Every line that contains the word "JSON" should be copied out.

§ Material provided
▽
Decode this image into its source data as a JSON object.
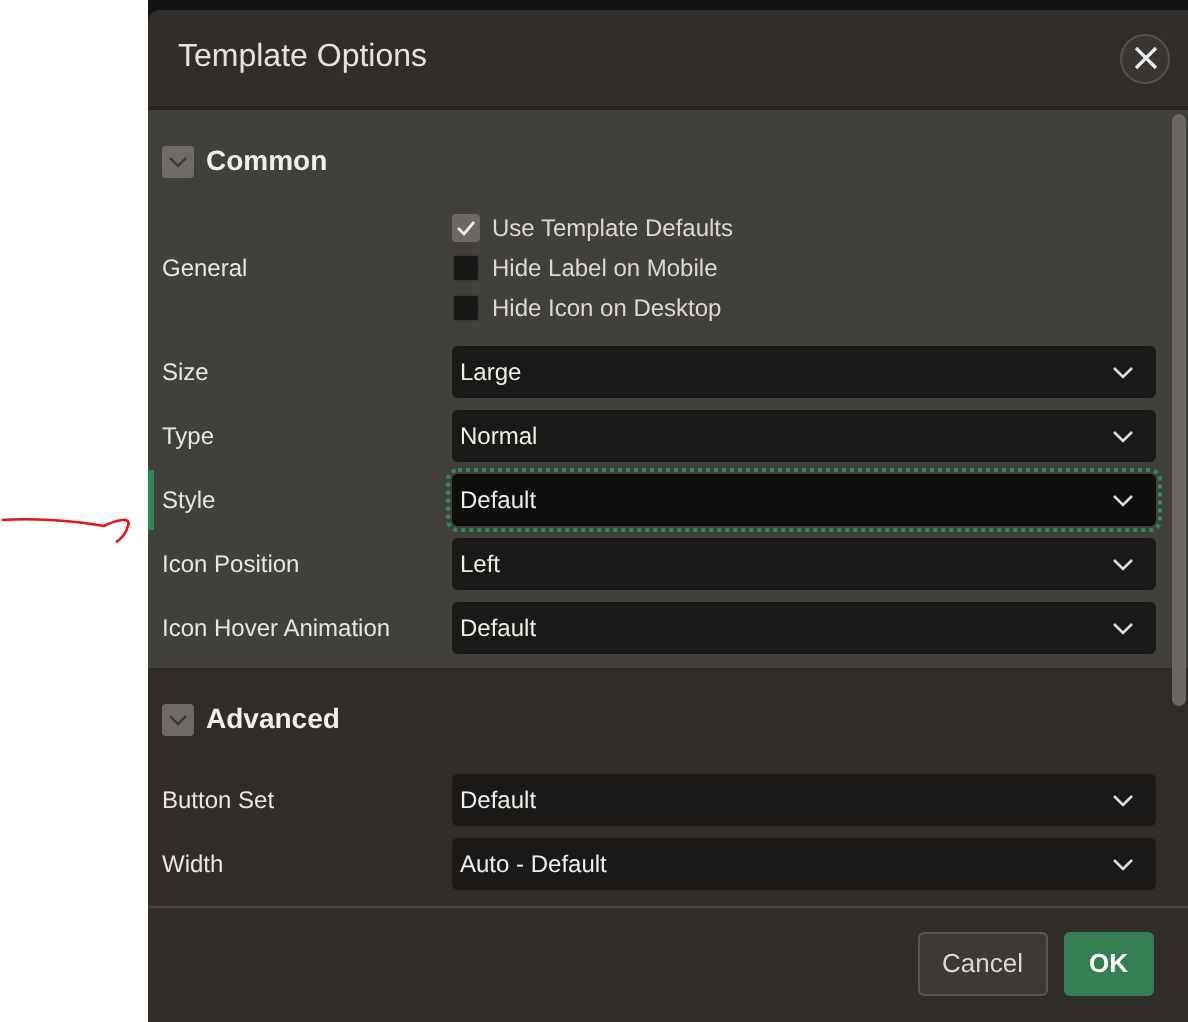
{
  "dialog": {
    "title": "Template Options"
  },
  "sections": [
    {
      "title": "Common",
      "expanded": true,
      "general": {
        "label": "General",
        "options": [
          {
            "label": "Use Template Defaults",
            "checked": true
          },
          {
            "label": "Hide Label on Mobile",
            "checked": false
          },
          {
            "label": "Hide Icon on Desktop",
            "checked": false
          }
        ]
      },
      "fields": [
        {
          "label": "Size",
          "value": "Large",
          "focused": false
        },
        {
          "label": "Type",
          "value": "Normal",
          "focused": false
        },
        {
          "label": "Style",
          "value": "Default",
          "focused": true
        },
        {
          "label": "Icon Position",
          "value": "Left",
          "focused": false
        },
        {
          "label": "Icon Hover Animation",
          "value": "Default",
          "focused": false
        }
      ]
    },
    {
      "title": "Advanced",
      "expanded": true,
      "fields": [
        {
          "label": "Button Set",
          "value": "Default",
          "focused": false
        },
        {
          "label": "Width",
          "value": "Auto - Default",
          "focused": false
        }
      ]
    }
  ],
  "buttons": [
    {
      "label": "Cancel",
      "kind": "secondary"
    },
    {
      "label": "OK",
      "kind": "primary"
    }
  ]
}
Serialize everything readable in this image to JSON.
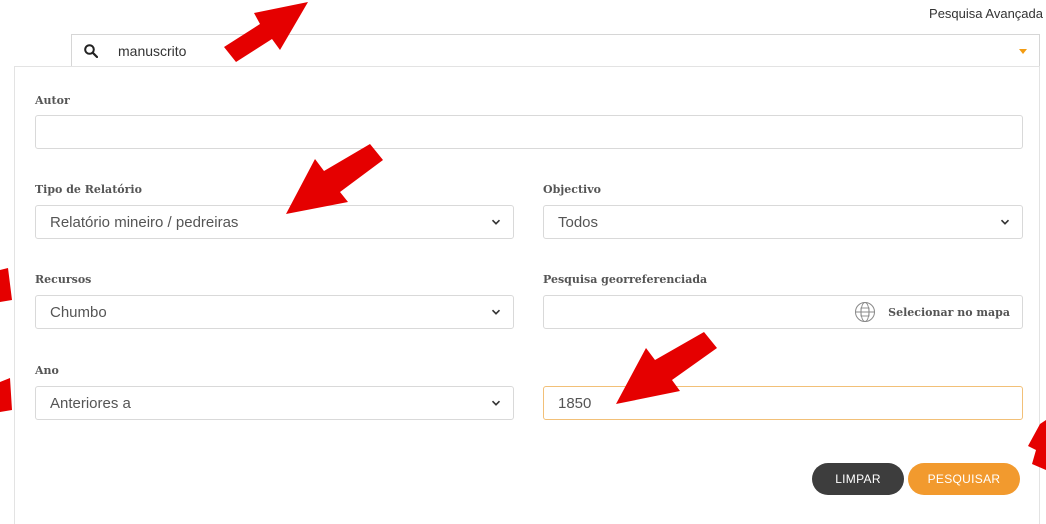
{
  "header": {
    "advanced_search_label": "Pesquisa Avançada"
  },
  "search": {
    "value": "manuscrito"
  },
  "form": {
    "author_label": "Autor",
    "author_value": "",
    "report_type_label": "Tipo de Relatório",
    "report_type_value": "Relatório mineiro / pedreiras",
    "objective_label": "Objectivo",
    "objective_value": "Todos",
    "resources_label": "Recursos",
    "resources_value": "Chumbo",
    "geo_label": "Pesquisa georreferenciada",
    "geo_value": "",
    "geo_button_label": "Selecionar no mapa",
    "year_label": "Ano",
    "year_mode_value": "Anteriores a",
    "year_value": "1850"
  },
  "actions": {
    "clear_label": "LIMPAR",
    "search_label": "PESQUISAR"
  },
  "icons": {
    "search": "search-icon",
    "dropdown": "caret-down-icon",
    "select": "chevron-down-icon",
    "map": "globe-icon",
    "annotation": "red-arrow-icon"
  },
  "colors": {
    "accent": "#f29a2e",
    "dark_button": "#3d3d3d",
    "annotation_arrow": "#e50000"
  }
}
△
▽
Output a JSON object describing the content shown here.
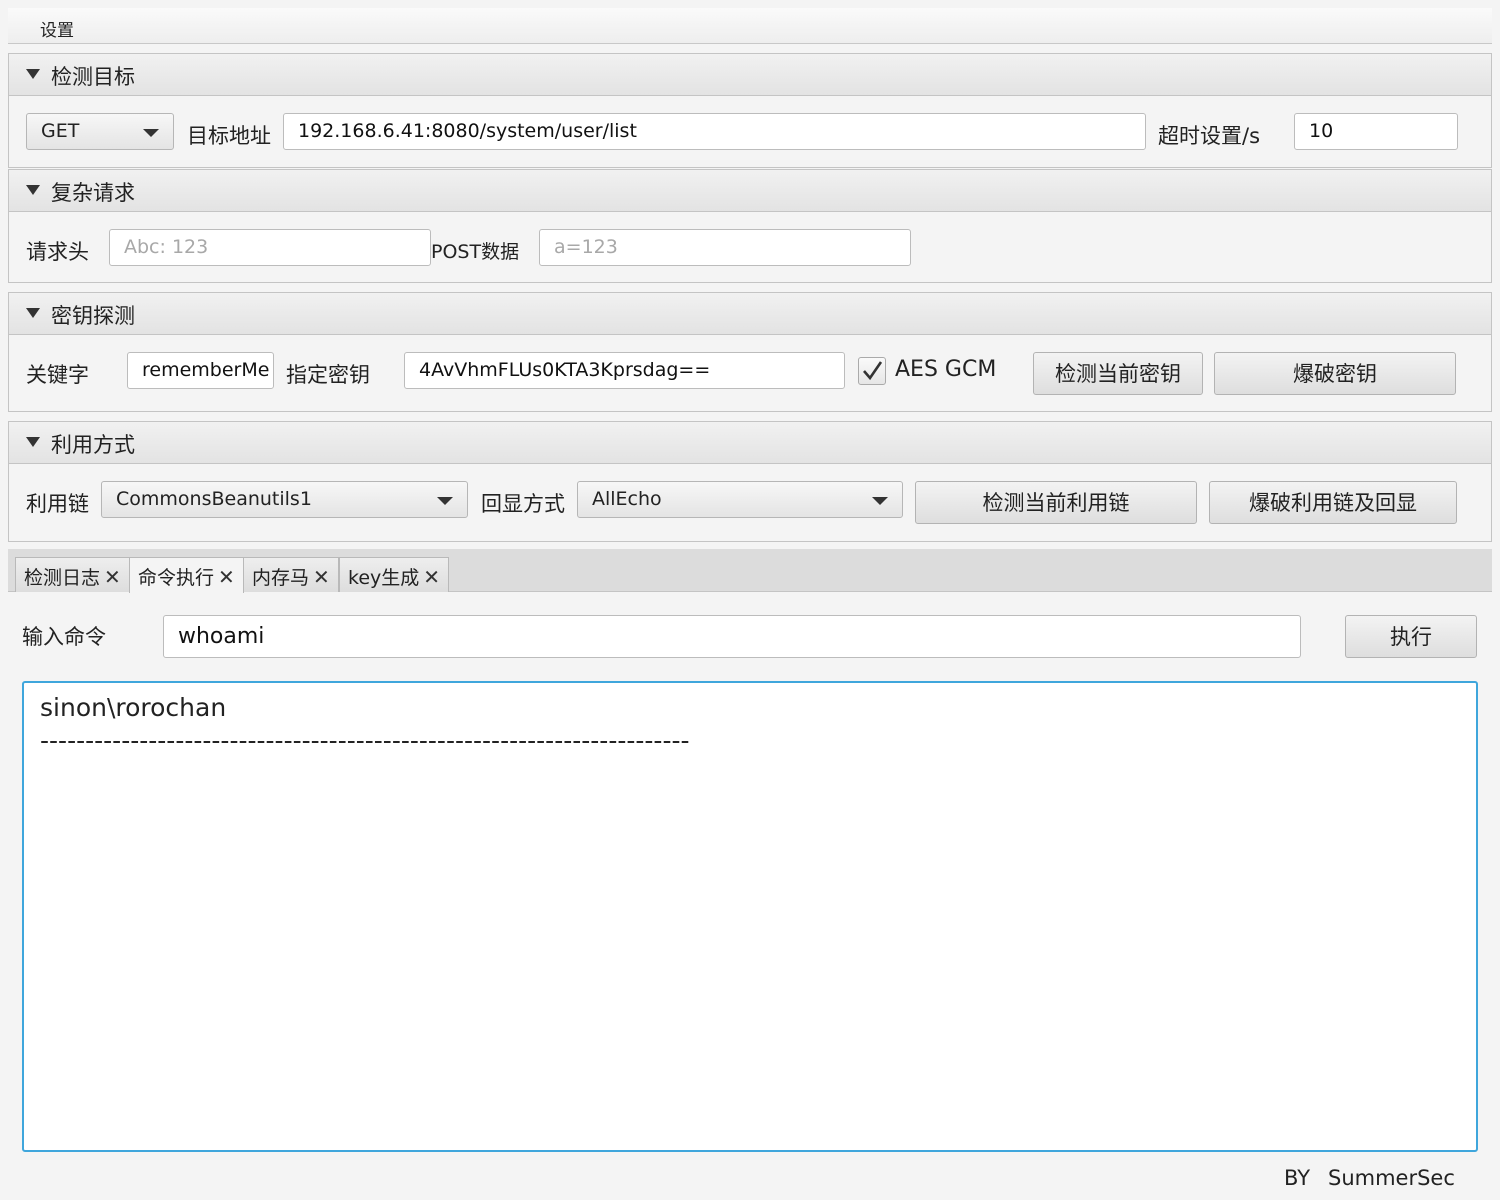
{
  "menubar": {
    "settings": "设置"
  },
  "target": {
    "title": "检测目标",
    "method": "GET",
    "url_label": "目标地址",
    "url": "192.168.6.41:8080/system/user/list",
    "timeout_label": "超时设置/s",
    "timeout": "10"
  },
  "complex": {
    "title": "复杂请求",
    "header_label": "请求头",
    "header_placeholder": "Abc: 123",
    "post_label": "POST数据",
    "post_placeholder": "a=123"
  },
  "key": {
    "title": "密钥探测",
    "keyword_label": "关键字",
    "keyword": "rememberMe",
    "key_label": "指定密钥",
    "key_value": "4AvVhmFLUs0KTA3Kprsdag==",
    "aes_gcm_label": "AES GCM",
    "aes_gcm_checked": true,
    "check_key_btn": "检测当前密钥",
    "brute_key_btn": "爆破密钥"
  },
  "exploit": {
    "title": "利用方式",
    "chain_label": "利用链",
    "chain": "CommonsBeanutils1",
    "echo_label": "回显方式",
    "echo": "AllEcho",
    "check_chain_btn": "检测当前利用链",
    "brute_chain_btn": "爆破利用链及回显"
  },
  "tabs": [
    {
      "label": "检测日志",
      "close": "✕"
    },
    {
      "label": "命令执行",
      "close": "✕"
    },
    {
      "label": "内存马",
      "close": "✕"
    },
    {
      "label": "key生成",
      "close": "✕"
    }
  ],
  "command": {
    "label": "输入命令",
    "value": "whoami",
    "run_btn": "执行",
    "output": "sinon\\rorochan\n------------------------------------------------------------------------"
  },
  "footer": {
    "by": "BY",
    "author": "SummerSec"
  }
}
△
§ Written answer
Decode this image into its source data as a JSON object.
Serialize everything readable in this image to JSON.
Output a JSON object describing the content shown here.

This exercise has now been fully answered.